═════ RECORDS FOR THE EXERCISE ═════

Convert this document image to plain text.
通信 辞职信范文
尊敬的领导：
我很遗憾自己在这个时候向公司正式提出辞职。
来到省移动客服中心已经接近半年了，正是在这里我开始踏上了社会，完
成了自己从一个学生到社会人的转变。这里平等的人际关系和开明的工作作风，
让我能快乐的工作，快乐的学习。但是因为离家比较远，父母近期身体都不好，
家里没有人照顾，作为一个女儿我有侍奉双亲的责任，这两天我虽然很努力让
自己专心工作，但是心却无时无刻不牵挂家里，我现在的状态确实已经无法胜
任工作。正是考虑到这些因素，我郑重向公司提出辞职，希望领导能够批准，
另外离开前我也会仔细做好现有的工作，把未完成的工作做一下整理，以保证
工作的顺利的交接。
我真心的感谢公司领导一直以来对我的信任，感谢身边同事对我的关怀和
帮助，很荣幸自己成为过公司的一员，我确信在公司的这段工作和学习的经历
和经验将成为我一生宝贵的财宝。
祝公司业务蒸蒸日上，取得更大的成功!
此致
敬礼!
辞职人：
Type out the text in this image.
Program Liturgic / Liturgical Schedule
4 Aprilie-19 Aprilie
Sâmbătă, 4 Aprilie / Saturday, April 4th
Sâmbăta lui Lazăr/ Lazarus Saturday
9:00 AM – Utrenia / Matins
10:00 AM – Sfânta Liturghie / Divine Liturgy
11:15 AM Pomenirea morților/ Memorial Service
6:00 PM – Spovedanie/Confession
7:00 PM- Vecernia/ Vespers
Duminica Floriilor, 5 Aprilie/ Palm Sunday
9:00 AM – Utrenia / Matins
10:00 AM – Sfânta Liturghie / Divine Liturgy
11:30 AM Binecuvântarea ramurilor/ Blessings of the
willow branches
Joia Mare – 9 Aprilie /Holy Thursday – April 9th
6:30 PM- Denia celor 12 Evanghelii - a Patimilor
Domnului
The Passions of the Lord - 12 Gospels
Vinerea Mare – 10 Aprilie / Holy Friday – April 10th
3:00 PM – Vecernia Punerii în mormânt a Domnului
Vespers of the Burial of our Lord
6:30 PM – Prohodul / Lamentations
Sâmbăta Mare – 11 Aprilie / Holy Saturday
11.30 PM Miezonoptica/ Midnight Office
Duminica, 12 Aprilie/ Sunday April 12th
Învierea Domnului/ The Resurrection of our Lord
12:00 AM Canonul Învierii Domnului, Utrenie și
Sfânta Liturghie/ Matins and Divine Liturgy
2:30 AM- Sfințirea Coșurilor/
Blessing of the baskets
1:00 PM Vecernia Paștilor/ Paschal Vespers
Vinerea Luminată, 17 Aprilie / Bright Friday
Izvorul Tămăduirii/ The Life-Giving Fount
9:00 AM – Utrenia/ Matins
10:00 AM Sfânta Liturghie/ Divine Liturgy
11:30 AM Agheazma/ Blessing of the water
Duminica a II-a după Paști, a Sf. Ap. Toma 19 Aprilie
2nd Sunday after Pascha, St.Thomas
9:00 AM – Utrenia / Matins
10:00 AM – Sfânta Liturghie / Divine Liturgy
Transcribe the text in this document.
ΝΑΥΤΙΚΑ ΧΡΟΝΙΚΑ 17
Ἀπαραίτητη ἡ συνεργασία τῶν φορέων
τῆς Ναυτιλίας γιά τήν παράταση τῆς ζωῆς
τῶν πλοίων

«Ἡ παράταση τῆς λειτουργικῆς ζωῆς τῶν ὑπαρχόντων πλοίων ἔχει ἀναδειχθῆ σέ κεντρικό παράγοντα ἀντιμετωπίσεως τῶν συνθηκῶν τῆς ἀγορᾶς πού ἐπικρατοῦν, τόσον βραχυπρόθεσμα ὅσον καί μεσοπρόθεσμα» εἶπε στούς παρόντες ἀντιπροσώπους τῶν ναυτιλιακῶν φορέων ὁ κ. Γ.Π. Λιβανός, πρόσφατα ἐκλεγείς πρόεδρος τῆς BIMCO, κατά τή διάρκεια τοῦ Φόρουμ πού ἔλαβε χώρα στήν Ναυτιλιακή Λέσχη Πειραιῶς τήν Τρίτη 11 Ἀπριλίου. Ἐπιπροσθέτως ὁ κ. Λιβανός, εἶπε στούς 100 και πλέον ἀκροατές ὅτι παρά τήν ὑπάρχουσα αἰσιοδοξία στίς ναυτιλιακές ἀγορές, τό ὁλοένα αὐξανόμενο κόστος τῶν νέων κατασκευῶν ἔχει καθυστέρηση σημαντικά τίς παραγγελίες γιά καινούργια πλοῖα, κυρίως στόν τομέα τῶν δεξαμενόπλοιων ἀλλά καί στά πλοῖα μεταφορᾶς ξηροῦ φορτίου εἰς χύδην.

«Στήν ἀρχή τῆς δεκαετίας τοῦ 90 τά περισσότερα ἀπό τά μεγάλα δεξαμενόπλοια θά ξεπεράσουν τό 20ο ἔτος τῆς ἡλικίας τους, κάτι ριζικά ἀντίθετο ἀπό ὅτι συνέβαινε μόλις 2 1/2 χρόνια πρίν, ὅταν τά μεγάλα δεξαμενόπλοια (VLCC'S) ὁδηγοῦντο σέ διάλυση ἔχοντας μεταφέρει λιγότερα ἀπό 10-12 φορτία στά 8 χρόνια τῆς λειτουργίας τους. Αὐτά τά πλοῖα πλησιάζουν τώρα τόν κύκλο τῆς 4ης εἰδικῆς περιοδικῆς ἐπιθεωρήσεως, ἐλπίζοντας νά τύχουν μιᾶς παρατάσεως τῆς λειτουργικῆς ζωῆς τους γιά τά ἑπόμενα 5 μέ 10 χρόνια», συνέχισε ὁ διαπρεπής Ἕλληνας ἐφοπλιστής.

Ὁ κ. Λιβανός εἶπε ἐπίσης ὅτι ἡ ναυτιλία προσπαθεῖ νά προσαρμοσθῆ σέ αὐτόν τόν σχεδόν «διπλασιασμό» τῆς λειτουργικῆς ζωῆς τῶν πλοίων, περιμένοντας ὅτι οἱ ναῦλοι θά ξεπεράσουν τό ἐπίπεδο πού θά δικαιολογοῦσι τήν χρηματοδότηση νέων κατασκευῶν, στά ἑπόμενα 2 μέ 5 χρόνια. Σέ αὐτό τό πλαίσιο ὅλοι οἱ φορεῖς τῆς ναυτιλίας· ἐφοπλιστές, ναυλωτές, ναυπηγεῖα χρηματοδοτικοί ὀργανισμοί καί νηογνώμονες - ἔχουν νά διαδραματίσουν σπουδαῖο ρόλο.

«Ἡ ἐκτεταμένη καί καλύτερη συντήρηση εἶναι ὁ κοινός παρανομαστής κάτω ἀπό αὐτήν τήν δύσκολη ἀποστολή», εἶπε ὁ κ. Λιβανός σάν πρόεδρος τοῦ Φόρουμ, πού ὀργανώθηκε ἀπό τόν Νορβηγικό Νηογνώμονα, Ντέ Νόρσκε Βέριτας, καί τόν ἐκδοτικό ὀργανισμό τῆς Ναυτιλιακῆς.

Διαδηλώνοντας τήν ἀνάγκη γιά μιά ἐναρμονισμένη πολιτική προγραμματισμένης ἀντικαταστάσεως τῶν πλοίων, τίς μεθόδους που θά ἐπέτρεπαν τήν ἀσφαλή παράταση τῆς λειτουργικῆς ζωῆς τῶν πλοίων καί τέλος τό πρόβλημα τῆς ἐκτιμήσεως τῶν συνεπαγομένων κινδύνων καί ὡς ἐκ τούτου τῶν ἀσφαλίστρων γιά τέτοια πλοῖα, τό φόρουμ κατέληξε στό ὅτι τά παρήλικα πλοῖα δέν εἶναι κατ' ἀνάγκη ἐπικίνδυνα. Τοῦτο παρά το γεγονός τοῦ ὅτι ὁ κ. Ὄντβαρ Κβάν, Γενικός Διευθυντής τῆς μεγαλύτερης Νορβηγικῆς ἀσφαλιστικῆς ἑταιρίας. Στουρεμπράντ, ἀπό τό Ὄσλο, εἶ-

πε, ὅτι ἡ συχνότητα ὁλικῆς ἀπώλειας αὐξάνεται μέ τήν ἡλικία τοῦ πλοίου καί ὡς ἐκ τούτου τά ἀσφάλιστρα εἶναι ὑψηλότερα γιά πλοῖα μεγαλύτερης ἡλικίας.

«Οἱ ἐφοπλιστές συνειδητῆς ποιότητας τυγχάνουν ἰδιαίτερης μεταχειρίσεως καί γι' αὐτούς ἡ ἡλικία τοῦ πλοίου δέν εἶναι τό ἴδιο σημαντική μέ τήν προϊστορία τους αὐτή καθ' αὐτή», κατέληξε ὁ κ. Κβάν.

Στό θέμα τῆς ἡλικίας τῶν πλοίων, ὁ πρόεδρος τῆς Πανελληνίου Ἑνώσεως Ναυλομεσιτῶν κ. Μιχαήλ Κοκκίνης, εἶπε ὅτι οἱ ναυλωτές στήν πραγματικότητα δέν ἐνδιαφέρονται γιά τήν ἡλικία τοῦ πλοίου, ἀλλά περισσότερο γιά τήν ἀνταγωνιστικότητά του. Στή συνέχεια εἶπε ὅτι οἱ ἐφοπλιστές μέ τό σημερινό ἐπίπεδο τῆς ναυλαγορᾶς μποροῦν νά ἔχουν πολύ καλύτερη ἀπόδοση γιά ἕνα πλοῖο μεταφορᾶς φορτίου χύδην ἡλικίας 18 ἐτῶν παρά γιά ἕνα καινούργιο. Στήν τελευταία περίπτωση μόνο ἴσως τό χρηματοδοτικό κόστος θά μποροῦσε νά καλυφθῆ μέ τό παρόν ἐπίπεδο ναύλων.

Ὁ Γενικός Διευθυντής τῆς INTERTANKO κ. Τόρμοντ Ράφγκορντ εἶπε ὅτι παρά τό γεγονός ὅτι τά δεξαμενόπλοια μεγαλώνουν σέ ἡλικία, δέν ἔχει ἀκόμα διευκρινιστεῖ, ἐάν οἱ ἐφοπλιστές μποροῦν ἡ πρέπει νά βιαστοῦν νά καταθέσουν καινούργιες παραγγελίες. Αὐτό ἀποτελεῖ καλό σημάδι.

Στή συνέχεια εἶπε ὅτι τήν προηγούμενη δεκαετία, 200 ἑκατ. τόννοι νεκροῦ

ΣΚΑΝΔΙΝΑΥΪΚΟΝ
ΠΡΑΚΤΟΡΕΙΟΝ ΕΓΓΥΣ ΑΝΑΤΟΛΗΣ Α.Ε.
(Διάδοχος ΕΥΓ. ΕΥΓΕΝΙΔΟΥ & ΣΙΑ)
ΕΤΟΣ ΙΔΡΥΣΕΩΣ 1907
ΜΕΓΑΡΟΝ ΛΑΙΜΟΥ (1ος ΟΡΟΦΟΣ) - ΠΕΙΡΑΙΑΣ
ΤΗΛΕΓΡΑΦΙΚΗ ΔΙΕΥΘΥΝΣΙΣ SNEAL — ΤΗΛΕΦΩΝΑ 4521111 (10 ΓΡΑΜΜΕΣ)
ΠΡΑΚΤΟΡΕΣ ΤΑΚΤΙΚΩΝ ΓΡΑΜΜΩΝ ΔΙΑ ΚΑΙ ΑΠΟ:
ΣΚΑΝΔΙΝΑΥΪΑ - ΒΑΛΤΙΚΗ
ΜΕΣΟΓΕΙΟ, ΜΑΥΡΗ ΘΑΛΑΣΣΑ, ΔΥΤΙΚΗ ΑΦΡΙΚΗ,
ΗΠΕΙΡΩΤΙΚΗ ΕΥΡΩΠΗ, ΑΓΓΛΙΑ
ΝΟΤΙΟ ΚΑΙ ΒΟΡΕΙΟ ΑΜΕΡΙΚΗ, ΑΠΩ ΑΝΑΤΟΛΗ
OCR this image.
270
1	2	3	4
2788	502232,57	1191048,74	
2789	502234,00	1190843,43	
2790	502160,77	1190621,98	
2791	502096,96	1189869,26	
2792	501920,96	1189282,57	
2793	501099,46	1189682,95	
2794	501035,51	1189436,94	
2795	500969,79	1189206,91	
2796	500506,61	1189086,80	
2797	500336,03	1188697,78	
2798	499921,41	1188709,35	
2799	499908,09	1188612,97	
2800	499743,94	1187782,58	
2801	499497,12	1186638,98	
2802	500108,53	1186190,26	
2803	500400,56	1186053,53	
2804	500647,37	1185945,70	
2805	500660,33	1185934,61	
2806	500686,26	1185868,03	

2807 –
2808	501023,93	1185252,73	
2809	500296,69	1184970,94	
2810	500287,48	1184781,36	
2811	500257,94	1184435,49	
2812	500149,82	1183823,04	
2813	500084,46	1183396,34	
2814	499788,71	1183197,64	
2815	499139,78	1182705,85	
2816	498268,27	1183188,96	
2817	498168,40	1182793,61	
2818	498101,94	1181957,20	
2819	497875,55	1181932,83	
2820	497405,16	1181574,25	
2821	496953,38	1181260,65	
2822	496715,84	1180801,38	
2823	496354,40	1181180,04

═════

WORK INSTRUCTIONS:
In the listing above, find the line with "OCR this image." and set down that line and all after it exactly, through the final line.

CORRECT RESPONSE:
OCR this image.
270
1	2	3	4
2788	502232,57	1191048,74	
2789	502234,00	1190843,43	
2790	502160,77	1190621,98	
2791	502096,96	1189869,26	
2792	501920,96	1189282,57	
2793	501099,46	1189682,95	
2794	501035,51	1189436,94	
2795	500969,79	1189206,91	
2796	500506,61	1189086,80	
2797	500336,03	1188697,78	
2798	499921,41	1188709,35	
2799	499908,09	1188612,97	
2800	499743,94	1187782,58	
2801	499497,12	1186638,98	
2802	500108,53	1186190,26	
2803	500400,56	1186053,53	
2804	500647,37	1185945,70	
2805	500660,33	1185934,61	
2806	500686,26	1185868,03	

2807 –
2808	501023,93	1185252,73	
2809	500296,69	1184970,94	
2810	500287,48	1184781,36	
2811	500257,94	1184435,49	
2812	500149,82	1183823,04	
2813	500084,46	1183396,34	
2814	499788,71	1183197,64	
2815	499139,78	1182705,85	
2816	498268,27	1183188,96	
2817	498168,40	1182793,61	
2818	498101,94	1181957,20	
2819	497875,55	1181932,83	
2820	497405,16	1181574,25	
2821	496953,38	1181260,65	
2822	496715,84	1180801,38	
2823	496354,40	1181180,04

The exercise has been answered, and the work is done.